→ **Exercise requirements**: Take every line where the string "foundation" appears and copy it.

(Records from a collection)
═══
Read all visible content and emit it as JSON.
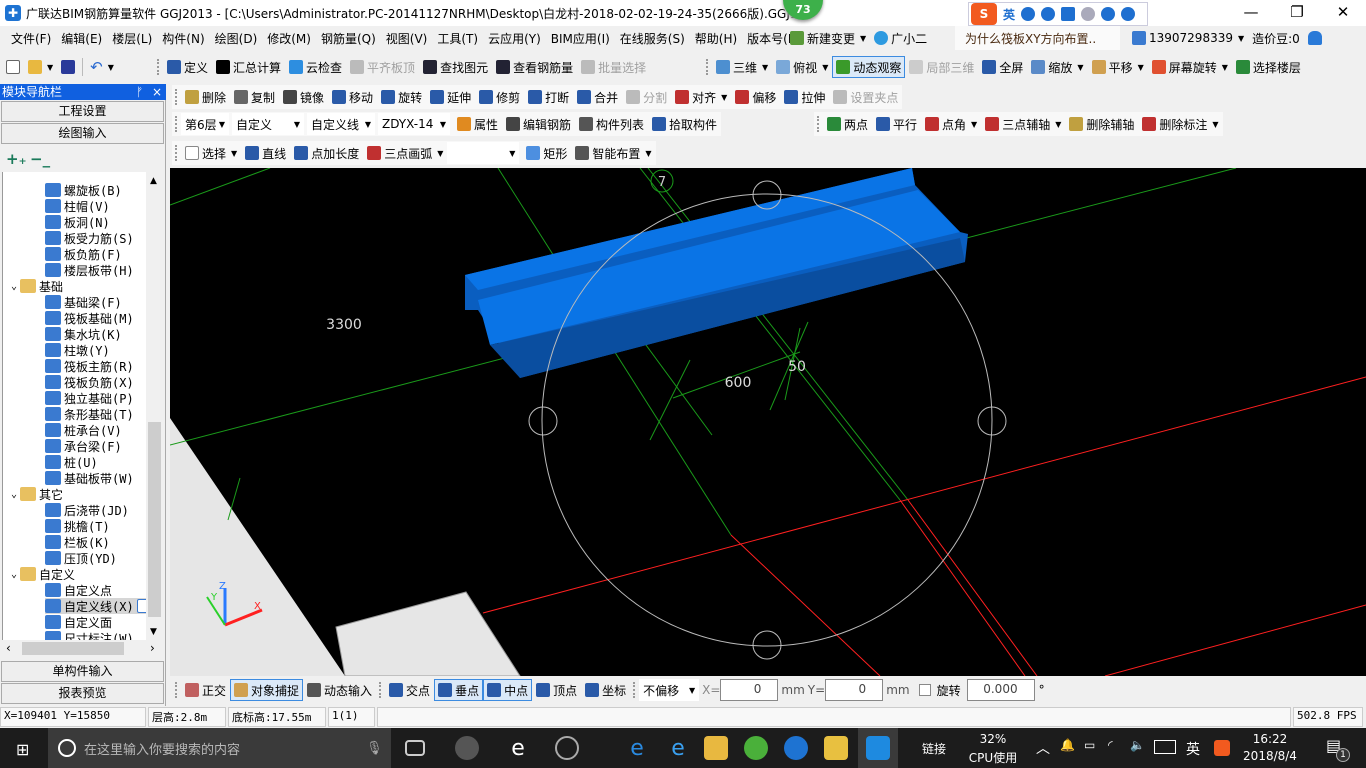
{
  "titlebar": {
    "title": "广联达BIM钢筋算量软件 GGJ2013 - [C:\\Users\\Administrator.PC-20141127NRHM\\Desktop\\白龙村-2018-02-02-19-24-35(2666版).GGJ12",
    "badge": "73",
    "ime_logo": "S",
    "ime_lang": "英"
  },
  "menu": [
    "文件(F)",
    "编辑(E)",
    "楼层(L)",
    "构件(N)",
    "绘图(D)",
    "修改(M)",
    "钢筋量(Q)",
    "视图(V)",
    "工具(T)",
    "云应用(Y)",
    "BIM应用(I)",
    "在线服务(S)",
    "帮助(H)",
    "版本号(B)"
  ],
  "menu_extra": {
    "new_change": "新建变更",
    "assistant": "广小二",
    "question": "为什么筏板XY方向布置..",
    "user": "13907298339",
    "beans": "造价豆:0"
  },
  "colors": {
    "accent": "#1060e0",
    "beam": "#0a74e6",
    "grid_green": "#1a9a1a",
    "grid_red": "#ff2020",
    "viewport_bg": "#000000"
  },
  "toolbar1_left": [
    {
      "label": "定义",
      "icon": "define-icon",
      "color": "#2a5aa8"
    },
    {
      "label": "汇总计算",
      "icon": "sigma-icon",
      "color": "#000"
    },
    {
      "label": "云检查",
      "icon": "cloud-check-icon",
      "color": "#2d8ee0"
    },
    {
      "label": "平齐板顶",
      "icon": "align-top-icon",
      "color": "#bbb",
      "state": "disabled"
    },
    {
      "label": "查找图元",
      "icon": "binoculars-icon",
      "color": "#223"
    },
    {
      "label": "查看钢筋量",
      "icon": "glasses-icon",
      "color": "#223"
    },
    {
      "label": "批量选择",
      "icon": "batch-select-icon",
      "color": "#bbb",
      "state": "disabled"
    }
  ],
  "toolbar1_right": [
    {
      "label": "三维",
      "icon": "cube-icon",
      "color": "#4d8fd0",
      "dd": true
    },
    {
      "label": "俯视",
      "icon": "top-view-icon",
      "color": "#7aa8d8",
      "dd": true
    },
    {
      "label": "动态观察",
      "icon": "orbit-icon",
      "color": "#3a9a2a",
      "state": "active"
    },
    {
      "label": "局部三维",
      "icon": "local-3d-icon",
      "color": "#ccc",
      "state": "disabled"
    },
    {
      "label": "全屏",
      "icon": "fullscreen-icon",
      "color": "#2a5aa8"
    },
    {
      "label": "缩放",
      "icon": "zoom-icon",
      "color": "#5a8ac8",
      "dd": true
    },
    {
      "label": "平移",
      "icon": "pan-hand-icon",
      "color": "#d0a050",
      "dd": true
    },
    {
      "label": "屏幕旋转",
      "icon": "screen-rotate-icon",
      "color": "#e05030",
      "dd": true
    },
    {
      "label": "选择楼层",
      "icon": "select-floor-icon",
      "color": "#2a8a3a"
    }
  ],
  "toolbar2": [
    {
      "label": "删除",
      "icon": "eraser-icon",
      "color": "#c0a040"
    },
    {
      "label": "复制",
      "icon": "copy-icon",
      "color": "#666"
    },
    {
      "label": "镜像",
      "icon": "mirror-icon",
      "color": "#444"
    },
    {
      "label": "移动",
      "icon": "move-icon",
      "color": "#2a5aa8"
    },
    {
      "label": "旋转",
      "icon": "rotate-icon",
      "color": "#2a5aa8"
    },
    {
      "label": "延伸",
      "icon": "extend-icon",
      "color": "#2a5aa8"
    },
    {
      "label": "修剪",
      "icon": "trim-icon",
      "color": "#2a5aa8"
    },
    {
      "label": "打断",
      "icon": "break-icon",
      "color": "#2a5aa8"
    },
    {
      "label": "合并",
      "icon": "merge-icon",
      "color": "#2a5aa8"
    },
    {
      "label": "分割",
      "icon": "split-icon",
      "color": "#bbb",
      "state": "disabled"
    },
    {
      "label": "对齐",
      "icon": "align-icon",
      "color": "#c03030",
      "dd": true
    },
    {
      "label": "偏移",
      "icon": "offset-icon",
      "color": "#c03030"
    },
    {
      "label": "拉伸",
      "icon": "stretch-icon",
      "color": "#2a5aa8"
    },
    {
      "label": "设置夹点",
      "icon": "grip-point-icon",
      "color": "#bbb",
      "state": "disabled"
    }
  ],
  "toolbar3": {
    "selects": [
      "第6层",
      "自定义",
      "自定义线",
      "ZDYX-14"
    ],
    "items": [
      {
        "label": "属性",
        "icon": "properties-icon",
        "color": "#e08a20"
      },
      {
        "label": "编辑钢筋",
        "icon": "edit-rebar-icon",
        "color": "#444"
      },
      {
        "label": "构件列表",
        "icon": "component-list-icon",
        "color": "#555"
      },
      {
        "label": "拾取构件",
        "icon": "pick-icon",
        "color": "#2a5aa8"
      }
    ],
    "right": [
      {
        "label": "两点",
        "icon": "two-point-axis-icon",
        "color": "#2a8a3a"
      },
      {
        "label": "平行",
        "icon": "parallel-icon",
        "color": "#2a5aa8"
      },
      {
        "label": "点角",
        "icon": "point-angle-icon",
        "color": "#c03030",
        "dd": true
      },
      {
        "label": "三点辅轴",
        "icon": "three-point-axis-icon",
        "color": "#c03030",
        "dd": true
      },
      {
        "label": "删除辅轴",
        "icon": "delete-axis-icon",
        "color": "#c0a040"
      },
      {
        "label": "删除标注",
        "icon": "delete-dimension-icon",
        "color": "#c03030",
        "dd": true
      }
    ]
  },
  "toolbar4": {
    "items": [
      {
        "label": "选择",
        "icon": "cursor-icon",
        "color": "#fff",
        "dd": true
      },
      {
        "label": "直线",
        "icon": "line-icon",
        "color": "#2a5aa8"
      },
      {
        "label": "点加长度",
        "icon": "point-length-icon",
        "color": "#2a5aa8"
      },
      {
        "label": "三点画弧",
        "icon": "arc-icon",
        "color": "#c03030",
        "dd": true
      }
    ],
    "after": [
      {
        "label": "矩形",
        "icon": "rectangle-icon",
        "color": "#4d8fe0"
      },
      {
        "label": "智能布置",
        "icon": "smart-layout-icon",
        "color": "#555",
        "dd": true
      }
    ]
  },
  "leftpanel": {
    "title": "模块导航栏",
    "project_settings": "工程设置",
    "drawing_input": "绘图输入",
    "single_input": "单构件输入",
    "report_preview": "报表预览"
  },
  "tree": [
    {
      "label": "螺旋板(B)",
      "level": 2,
      "icon": "spiral-slab-icon"
    },
    {
      "label": "柱帽(V)",
      "level": 2,
      "icon": "column-cap-icon"
    },
    {
      "label": "板洞(N)",
      "level": 2,
      "icon": "slab-hole-icon"
    },
    {
      "label": "板受力筋(S)",
      "level": 2,
      "icon": "slab-rebar-icon"
    },
    {
      "label": "板负筋(F)",
      "level": 2,
      "icon": "slab-neg-rebar-icon"
    },
    {
      "label": "楼层板带(H)",
      "level": 2,
      "icon": "floor-strip-icon"
    },
    {
      "label": "基础",
      "level": 1,
      "icon": "folder-icon"
    },
    {
      "label": "基础梁(F)",
      "level": 2,
      "icon": "foundation-beam-icon"
    },
    {
      "label": "筏板基础(M)",
      "level": 2,
      "icon": "raft-foundation-icon"
    },
    {
      "label": "集水坑(K)",
      "level": 2,
      "icon": "sump-icon"
    },
    {
      "label": "柱墩(Y)",
      "level": 2,
      "icon": "pier-icon"
    },
    {
      "label": "筏板主筋(R)",
      "level": 2,
      "icon": "raft-main-rebar-icon"
    },
    {
      "label": "筏板负筋(X)",
      "level": 2,
      "icon": "raft-neg-rebar-icon"
    },
    {
      "label": "独立基础(P)",
      "level": 2,
      "icon": "isolated-footing-icon"
    },
    {
      "label": "条形基础(T)",
      "level": 2,
      "icon": "strip-footing-icon"
    },
    {
      "label": "桩承台(V)",
      "level": 2,
      "icon": "pile-cap-icon"
    },
    {
      "label": "承台梁(F)",
      "level": 2,
      "icon": "cap-beam-icon"
    },
    {
      "label": "桩(U)",
      "level": 2,
      "icon": "pile-icon"
    },
    {
      "label": "基础板带(W)",
      "level": 2,
      "icon": "foundation-strip-icon"
    },
    {
      "label": "其它",
      "level": 1,
      "icon": "folder-icon"
    },
    {
      "label": "后浇带(JD)",
      "level": 2,
      "icon": "post-pour-icon"
    },
    {
      "label": "挑檐(T)",
      "level": 2,
      "icon": "eave-icon"
    },
    {
      "label": "栏板(K)",
      "level": 2,
      "icon": "parapet-icon"
    },
    {
      "label": "压顶(YD)",
      "level": 2,
      "icon": "coping-icon"
    },
    {
      "label": "自定义",
      "level": 1,
      "icon": "folder-icon"
    },
    {
      "label": "自定义点",
      "level": 2,
      "icon": "custom-point-icon"
    },
    {
      "label": "自定义线(X)",
      "level": 2,
      "icon": "custom-line-icon",
      "selected": true
    },
    {
      "label": "自定义面",
      "level": 2,
      "icon": "custom-face-icon"
    },
    {
      "label": "尺寸标注(W)",
      "level": 2,
      "icon": "dimension-icon"
    }
  ],
  "viewport": {
    "axis_label": "7",
    "dim_left": "3300",
    "dim_600": "600",
    "dim_50": "50",
    "axis_x": "X",
    "axis_y": "Y",
    "axis_z": "Z"
  },
  "snapbar": {
    "items": [
      {
        "label": "正交",
        "icon": "ortho-icon",
        "color": "#c06060"
      },
      {
        "label": "对象捕捉",
        "icon": "object-snap-icon",
        "color": "#d0a050",
        "state": "active"
      },
      {
        "label": "动态输入",
        "icon": "dynamic-input-icon",
        "color": "#555"
      }
    ],
    "points": [
      {
        "label": "交点",
        "icon": "intersection-icon",
        "color": "#2a5aa8"
      },
      {
        "label": "垂点",
        "icon": "perpendicular-icon",
        "color": "#2a5aa8",
        "state": "active"
      },
      {
        "label": "中点",
        "icon": "midpoint-icon",
        "color": "#2a5aa8",
        "state": "active"
      },
      {
        "label": "顶点",
        "icon": "vertex-icon",
        "color": "#2a5aa8"
      },
      {
        "label": "坐标",
        "icon": "coordinate-icon",
        "color": "#2a5aa8"
      }
    ],
    "offset": "不偏移",
    "x_label": "X=",
    "x_value": "0",
    "y_label": "Y=",
    "y_value": "0",
    "unit": "mm",
    "rotate_label": "旋转",
    "rotate_value": "0.000",
    "degree": "°",
    "rotate_checked": false
  },
  "status": {
    "coords": "X=109401 Y=15850",
    "floor_height": "层高:2.8m",
    "base_elev": "底标高:17.55m",
    "count": "1(1)",
    "fps": "502.8 FPS"
  },
  "taskbar": {
    "search_placeholder": "在这里输入你要搜索的内容",
    "link": "链接",
    "cpu_pct": "32%",
    "cpu_label": "CPU使用",
    "lang": "英",
    "time": "16:22",
    "date": "2018/8/4",
    "notif_count": "1"
  }
}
═══
→ **Output for this task**:
      "icon": "foundation-beam-icon"
      "icon": "raft-foundation-icon"
      "icon": "foundation-strip-icon"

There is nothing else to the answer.